**WHAT IS EXPECTED**
Quote the listing below in its entirety, omitting every image.

[Stored records]
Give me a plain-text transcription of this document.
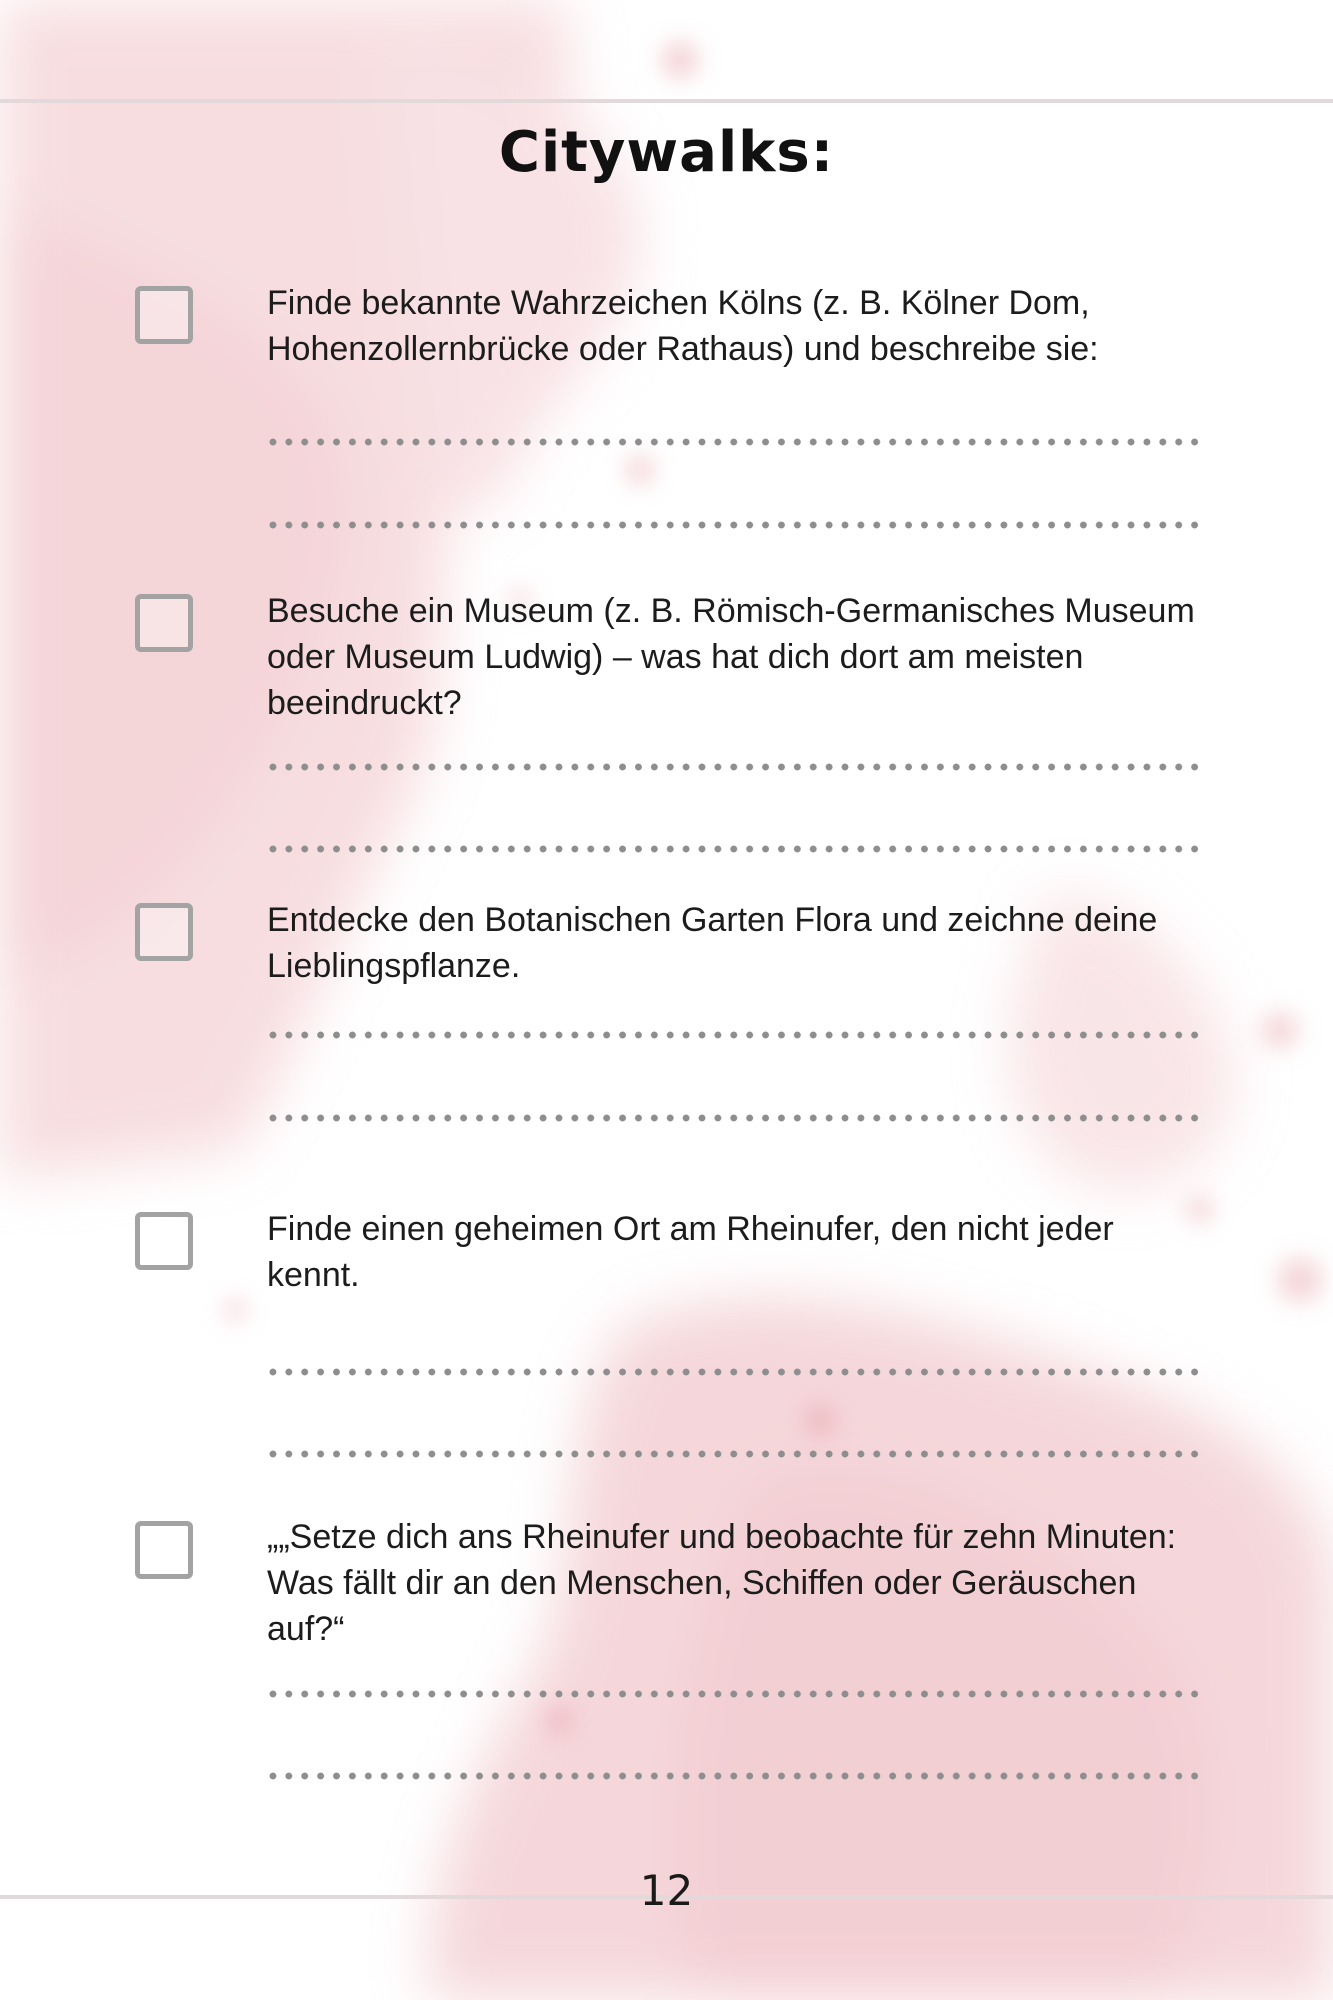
Citywalks:
Finde bekannte Wahrzeichen Kölns (z. B. Kölner Dom, Hohenzollernbrücke oder Rathaus) und beschreibe sie:
Besuche ein Museum (z. B. Römisch-Germanisches Museum oder Museum Ludwig) – was hat dich dort am meisten beeindruckt?
Entdecke den Botanischen Garten Flora und zeichne deine Lieblingspflanze.
Finde einen geheimen Ort am Rheinufer, den nicht jeder kennt.
„„Setze dich ans Rheinufer und beobachte für zehn Minuten: Was fällt dir an den Menschen, Schiffen oder Geräuschen auf?“
12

**EXERCISE ANSWER**
Give me a plain-text transcription of this document.
Citywalks:
Finde bekannte Wahrzeichen Kölns (z. B. Kölner Dom, Hohenzollernbrücke oder Rathaus) und beschreibe sie:
Besuche ein Museum (z. B. Römisch-Germanisches Museum oder Museum Ludwig) – was hat dich dort am meisten beeindruckt?
Entdecke den Botanischen Garten Flora und zeichne deine Lieblingspflanze.
Finde einen geheimen Ort am Rheinufer, den nicht jeder kennt.
„„Setze dich ans Rheinufer und beobachte für zehn Minuten: Was fällt dir an den Menschen, Schiffen oder Geräuschen auf?“
12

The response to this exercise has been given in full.